### Stated task
Identify the lines that contain the string "reduction", then copy each of them.

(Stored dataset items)
** start **
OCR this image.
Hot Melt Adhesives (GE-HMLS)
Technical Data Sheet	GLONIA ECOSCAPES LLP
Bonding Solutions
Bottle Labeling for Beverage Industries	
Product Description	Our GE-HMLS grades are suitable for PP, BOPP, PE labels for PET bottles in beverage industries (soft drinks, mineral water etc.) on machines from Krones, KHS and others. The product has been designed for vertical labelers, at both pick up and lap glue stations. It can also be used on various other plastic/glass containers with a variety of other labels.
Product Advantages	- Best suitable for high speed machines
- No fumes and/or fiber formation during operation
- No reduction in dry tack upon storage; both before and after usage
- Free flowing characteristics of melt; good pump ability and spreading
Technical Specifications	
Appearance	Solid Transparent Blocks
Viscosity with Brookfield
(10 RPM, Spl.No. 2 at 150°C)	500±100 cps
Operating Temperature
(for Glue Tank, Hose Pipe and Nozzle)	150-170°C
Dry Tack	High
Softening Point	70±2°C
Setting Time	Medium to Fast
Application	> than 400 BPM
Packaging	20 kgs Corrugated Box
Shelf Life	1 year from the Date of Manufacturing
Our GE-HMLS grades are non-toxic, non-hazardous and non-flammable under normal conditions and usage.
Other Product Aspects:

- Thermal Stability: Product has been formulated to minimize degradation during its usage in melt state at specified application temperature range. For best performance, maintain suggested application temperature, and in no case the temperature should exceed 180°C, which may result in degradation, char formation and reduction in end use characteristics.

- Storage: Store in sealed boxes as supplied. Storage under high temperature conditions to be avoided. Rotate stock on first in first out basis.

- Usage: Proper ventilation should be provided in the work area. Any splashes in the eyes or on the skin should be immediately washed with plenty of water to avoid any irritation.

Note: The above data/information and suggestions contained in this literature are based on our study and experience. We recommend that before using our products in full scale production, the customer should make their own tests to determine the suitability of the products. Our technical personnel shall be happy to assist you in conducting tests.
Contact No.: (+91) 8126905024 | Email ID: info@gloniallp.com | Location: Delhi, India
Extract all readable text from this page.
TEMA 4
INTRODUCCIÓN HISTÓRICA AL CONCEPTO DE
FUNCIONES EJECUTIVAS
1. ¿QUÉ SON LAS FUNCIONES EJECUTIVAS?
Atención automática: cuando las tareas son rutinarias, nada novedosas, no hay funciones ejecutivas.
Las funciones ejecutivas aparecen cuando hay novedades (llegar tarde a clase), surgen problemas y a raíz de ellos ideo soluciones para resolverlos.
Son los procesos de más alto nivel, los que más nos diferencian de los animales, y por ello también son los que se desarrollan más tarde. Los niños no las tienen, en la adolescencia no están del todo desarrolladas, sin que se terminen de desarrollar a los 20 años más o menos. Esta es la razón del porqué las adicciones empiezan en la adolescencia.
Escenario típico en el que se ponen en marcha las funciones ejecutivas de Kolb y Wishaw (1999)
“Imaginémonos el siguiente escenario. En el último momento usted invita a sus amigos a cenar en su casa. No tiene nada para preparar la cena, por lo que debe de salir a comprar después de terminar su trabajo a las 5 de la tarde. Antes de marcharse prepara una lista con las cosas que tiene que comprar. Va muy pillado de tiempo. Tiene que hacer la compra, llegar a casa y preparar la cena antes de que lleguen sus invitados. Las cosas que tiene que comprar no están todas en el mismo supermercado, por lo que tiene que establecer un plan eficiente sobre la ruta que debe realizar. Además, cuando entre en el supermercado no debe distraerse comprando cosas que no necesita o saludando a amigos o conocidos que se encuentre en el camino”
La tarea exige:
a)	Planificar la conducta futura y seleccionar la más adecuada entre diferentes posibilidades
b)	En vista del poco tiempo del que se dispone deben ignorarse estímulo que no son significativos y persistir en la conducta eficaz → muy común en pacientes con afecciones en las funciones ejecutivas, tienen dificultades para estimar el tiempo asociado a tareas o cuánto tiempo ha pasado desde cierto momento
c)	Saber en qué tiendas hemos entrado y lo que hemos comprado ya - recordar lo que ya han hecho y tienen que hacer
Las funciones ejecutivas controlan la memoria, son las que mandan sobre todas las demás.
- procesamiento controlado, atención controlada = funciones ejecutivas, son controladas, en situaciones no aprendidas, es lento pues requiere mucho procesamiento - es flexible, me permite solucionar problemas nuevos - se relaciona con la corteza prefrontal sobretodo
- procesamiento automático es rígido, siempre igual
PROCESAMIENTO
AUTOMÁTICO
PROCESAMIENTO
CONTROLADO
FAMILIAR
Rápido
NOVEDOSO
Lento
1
** end **
### Result of this exercise
- No reduction in dry tack upon storage; both before and after usage
- Thermal Stability: Product has been formulated to minimize degradation during its usage in melt state at specified application temperature range. For best performance, maintain suggested application temperature, and in no case the temperature should exceed 180°C, which may result in degradation, char formation and reduction in end use characteristics.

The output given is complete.